The records below must be transcribed exactly. Do not include the pictures.

---------- GIVEN DATA

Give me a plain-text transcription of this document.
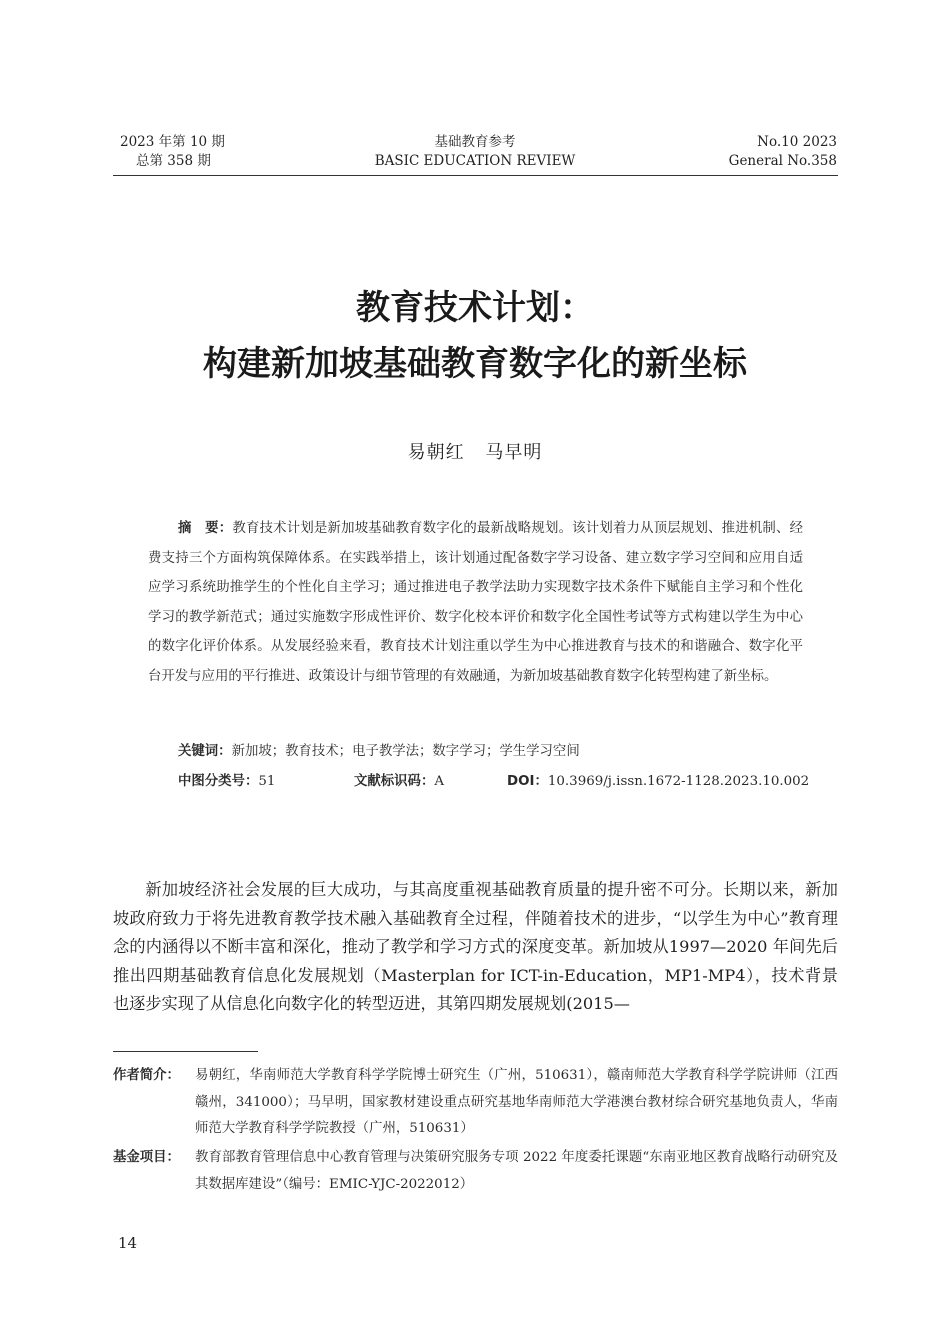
2023 年第 10 期
总第 358 期
基础教育参考
BASIC EDUCATION REVIEW
No.10 2023
General No.358
教育技术计划：
构建新加坡基础教育数字化的新坐标
易朝红 马早明
摘　要：教育技术计划是新加坡基础教育数字化的最新战略规划。该计划着力从顶层规划、推进机制、经费支持三个方面构筑保障体系。在实践举措上，该计划通过配备数字学习设备、建立数字学习空间和应用自适应学习系统助推学生的个性化自主学习；通过推进电子教学法助力实现数字技术条件下赋能自主学习和个性化学习的教学新范式；通过实施数字形成性评价、数字化校本评价和数字化全国性考试等方式构建以学生为中心的数字化评价体系。从发展经验来看，教育技术计划注重以学生为中心推进教育与技术的和谐融合、数字化平台开发与应用的平行推进、政策设计与细节管理的有效融通，为新加坡基础教育数字化转型构建了新坐标。
关键词：新加坡；教育技术；电子教学法；数字学习；学生学习空间
中图分类号：51	文献标识码：A	DOI：10.3969/j.issn.1672-1128.2023.10.002

新加坡经济社会发展的巨大成功，与其高度重视基础教育质量的提升密不可分。长期以来，新加坡政府致力于将先进教育教学技术融入基础教育全过程，伴随着技术的进步，“以学生为中心”教育理念的内涵得以不断丰富和深化，推动了教学和学习方式的深度变革。新加坡从1997—2020 年间先后推出四期基础教育信息化发展规划（Masterplan for ICT-in-Education，MP1-MP4），技术背景也逐步实现了从信息化向数字化的转型迈进，其第四期发展规划(2015—

作者简介： 易朝红，华南师范大学教育科学学院博士研究生（广州，510631），赣南师范大学教育科学学院讲师（江西赣州，341000）；马早明，国家教材建设重点研究基地华南师范大学港澳台教材综合研究基地负责人，华南师范大学教育科学学院教授（广州，510631）
基金项目： 教育部教育管理信息中心教育管理与决策研究服务专项 2022 年度委托课题“东南亚地区教育战略行动研究及其数据库建设”（编号：EMIC-YJC-2022012）
14
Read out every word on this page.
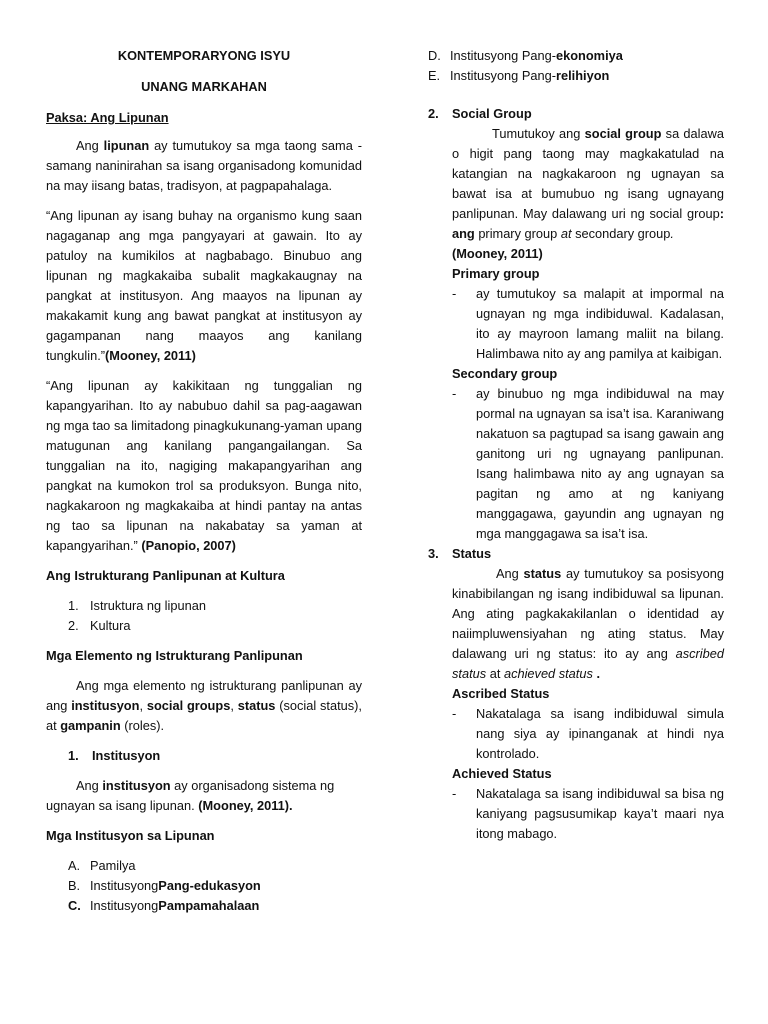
KONTEMPORARYONG ISYU

UNANG MARKAHAN

Paksa: Ang Lipunan

Ang lipunan ay tumutukoy sa mga taong sama -samang naninirahan sa isang organisadong komunidad na may iisang batas, tradisyon, at pagpapahalaga.

“Ang lipunan ay isang buhay na organismo kung saan nagaganap ang mga pangyayari at gawain. Ito ay patuloy na kumikilos at nagbabago. Binubuo ang lipunan ng magkakaiba subalit magkakaugnay na pangkat at institusyon. Ang maayos na lipunan ay makakamit kung ang bawat pangkat at institusyon ay gagampanan nang maayos ang kanilang tungkulin.”(Mooney, 2011)

“Ang lipunan ay kakikitaan ng tunggalian ng kapangyarihan. Ito ay nabubuo dahil sa pag-aagawan ng mga tao sa limitadong pinagkukunang-yaman upang matugunan ang kanilang pangangailangan. Sa tunggalian na ito, nagiging makapangyarihan ang pangkat na kumokon trol sa produksyon. Bunga nito, nagkakaroon ng magkakaiba at hindi pantay na antas ng tao sa lipunan na nakabatay sa yaman at kapangyarihan.” (Panopio, 2007)

Ang Istrukturang Panlipunan at Kultura

1. Istruktura ng lipunan
2. Kultura

Mga Elemento ng Istrukturang Panlipunan

Ang mga elemento ng istrukturang panlipunan ay ang institusyon, social groups, status (social status), at gampanin (roles).

1.	Institusyon

Ang institusyon ay organisadong sistema ng ugnayan sa isang lipunan. (Mooney, 2011).

Mga Institusyon sa Lipunan

A. Pamilya
B. Institusyong Pang-edukasyon
C. Institusyong Pampamahalaan
D. Institusyong Pang- ekonomiya
E. Institusyong Pang- relihiyon
2.	Social Group

Tumutukoy ang social group sa dalawa o higit pang taong may magkakatulad na katangian na nagkakaroon ng ugnayan sa bawat isa at bumubuo ng isang ugnayang panlipunan. May dalawang uri ng social group: ang primary group at secondary group.

(Mooney, 2011)

Primary group

-	ay tumutukoy sa malapit at impormal na ugnayan ng mga indibiduwal. Kadalasan, ito ay mayroon lamang maliit na bilang. Halimbawa nito ay ang pamilya at kaibigan.

Secondary group

-	ay binubuo ng mga indibiduwal na may pormal na ugnayan sa isa’t isa. Karaniwang nakatuon sa pagtupad sa isang gawain ang ganitong uri ng ugnayang panlipunan. Isang halimbawa nito ay ang ugnayan sa pagitan ng amo at ng kaniyang manggagawa, gayundin ang ugnayan ng mga manggagawa sa isa’t isa.
3.	Status

Ang status ay tumutukoy sa posisyong kinabibilangan ng isang indibiduwal sa lipunan. Ang ating pagkakakilanlan o identidad ay naiimpluwensiyahan ng ating status. May dalawang uri ng status: ito ay ang ascribed status at achieved status .

Ascribed Status

-	Nakatalaga sa isang indibiduwal simula nang siya ay ipinanganak at hindi nya kontrolado.

Achieved Status

-	Nakatalaga sa isang indibiduwal sa bisa ng kaniyang pagsusumikap kaya’t maari nya itong mabago.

--------------------

THE RESULT
Give me a plain-text transcription of this document.
2023 年第 10 期
总第 358 期
基础教育参考
BASIC EDUCATION REVIEW
No.10 2023
General No.358
教育技术计划：
构建新加坡基础教育数字化的新坐标
易朝红 马早明
摘　要：教育技术计划是新加坡基础教育数字化的最新战略规划。该计划着力从顶层规划、推进机制、经费支持三个方面构筑保障体系。在实践举措上，该计划通过配备数字学习设备、建立数字学习空间和应用自适应学习系统助推学生的个性化自主学习；通过推进电子教学法助力实现数字技术条件下赋能自主学习和个性化学习的教学新范式；通过实施数字形成性评价、数字化校本评价和数字化全国性考试等方式构建以学生为中心的数字化评价体系。从发展经验来看，教育技术计划注重以学生为中心推进教育与技术的和谐融合、数字化平台开发与应用的平行推进、政策设计与细节管理的有效融通，为新加坡基础教育数字化转型构建了新坐标。
关键词：新加坡；教育技术；电子教学法；数字学习；学生学习空间
中图分类号：51	文献标识码：A	DOI：10.3969/j.issn.1672-1128.2023.10.002

新加坡经济社会发展的巨大成功，与其高度重视基础教育质量的提升密不可分。长期以来，新加坡政府致力于将先进教育教学技术融入基础教育全过程，伴随着技术的进步，“以学生为中心”教育理念的内涵得以不断丰富和深化，推动了教学和学习方式的深度变革。新加坡从1997—2020 年间先后推出四期基础教育信息化发展规划（Masterplan for ICT-in-Education，MP1-MP4），技术背景也逐步实现了从信息化向数字化的转型迈进，其第四期发展规划(2015—

作者简介： 易朝红，华南师范大学教育科学学院博士研究生（广州，510631），赣南师范大学教育科学学院讲师（江西赣州，341000）；马早明，国家教材建设重点研究基地华南师范大学港澳台教材综合研究基地负责人，华南师范大学教育科学学院教授（广州，510631）
基金项目： 教育部教育管理信息中心教育管理与决策研究服务专项 2022 年度委托课题“东南亚地区教育战略行动研究及其数据库建设”（编号：EMIC-YJC-2022012）
14
Read out every word on this page.
KONTEMPORARYONG ISYU

UNANG MARKAHAN

Paksa: Ang Lipunan

Ang lipunan ay tumutukoy sa mga taong sama -samang naninirahan sa isang organisadong komunidad na may iisang batas, tradisyon, at pagpapahalaga.

“Ang lipunan ay isang buhay na organismo kung saan nagaganap ang mga pangyayari at gawain. Ito ay patuloy na kumikilos at nagbabago. Binubuo ang lipunan ng magkakaiba subalit magkakaugnay na pangkat at institusyon. Ang maayos na lipunan ay makakamit kung ang bawat pangkat at institusyon ay gagampanan nang maayos ang kanilang tungkulin.”(Mooney, 2011)

“Ang lipunan ay kakikitaan ng tunggalian ng kapangyarihan. Ito ay nabubuo dahil sa pag-aagawan ng mga tao sa limitadong pinagkukunang-yaman upang matugunan ang kanilang pangangailangan. Sa tunggalian na ito, nagiging makapangyarihan ang pangkat na kumokon trol sa produksyon. Bunga nito, nagkakaroon ng magkakaiba at hindi pantay na antas ng tao sa lipunan na nakabatay sa yaman at kapangyarihan.” (Panopio, 2007)

Ang Istrukturang Panlipunan at Kultura

1. Istruktura ng lipunan
2. Kultura

Mga Elemento ng Istrukturang Panlipunan

Ang mga elemento ng istrukturang panlipunan ay ang institusyon, social groups, status (social status), at gampanin (roles).

1.	Institusyon

Ang institusyon ay organisadong sistema ng ugnayan sa isang lipunan. (Mooney, 2011).

Mga Institusyon sa Lipunan

A. Pamilya
B. Institusyong Pang-edukasyon
C. Institusyong Pampamahalaan
D. Institusyong Pang- ekonomiya
E. Institusyong Pang- relihiyon
2.	Social Group

Tumutukoy ang social group sa dalawa o higit pang taong may magkakatulad na katangian na nagkakaroon ng ugnayan sa bawat isa at bumubuo ng isang ugnayang panlipunan. May dalawang uri ng social group: ang primary group at secondary group.

(Mooney, 2011)

Primary group

-	ay tumutukoy sa malapit at impormal na ugnayan ng mga indibiduwal. Kadalasan, ito ay mayroon lamang maliit na bilang. Halimbawa nito ay ang pamilya at kaibigan.

Secondary group

-	ay binubuo ng mga indibiduwal na may pormal na ugnayan sa isa’t isa. Karaniwang nakatuon sa pagtupad sa isang gawain ang ganitong uri ng ugnayang panlipunan. Isang halimbawa nito ay ang ugnayan sa pagitan ng amo at ng kaniyang manggagawa, gayundin ang ugnayan ng mga manggagawa sa isa’t isa.
3.	Status

Ang status ay tumutukoy sa posisyong kinabibilangan ng isang indibiduwal sa lipunan. Ang ating pagkakakilanlan o identidad ay naiimpluwensiyahan ng ating status. May dalawang uri ng status: ito ay ang ascribed status at achieved status .

Ascribed Status

-	Nakatalaga sa isang indibiduwal simula nang siya ay ipinanganak at hindi nya kontrolado.

Achieved Status

-	Nakatalaga sa isang indibiduwal sa bisa ng kaniyang pagsusumikap kaya’t maari nya itong mabago.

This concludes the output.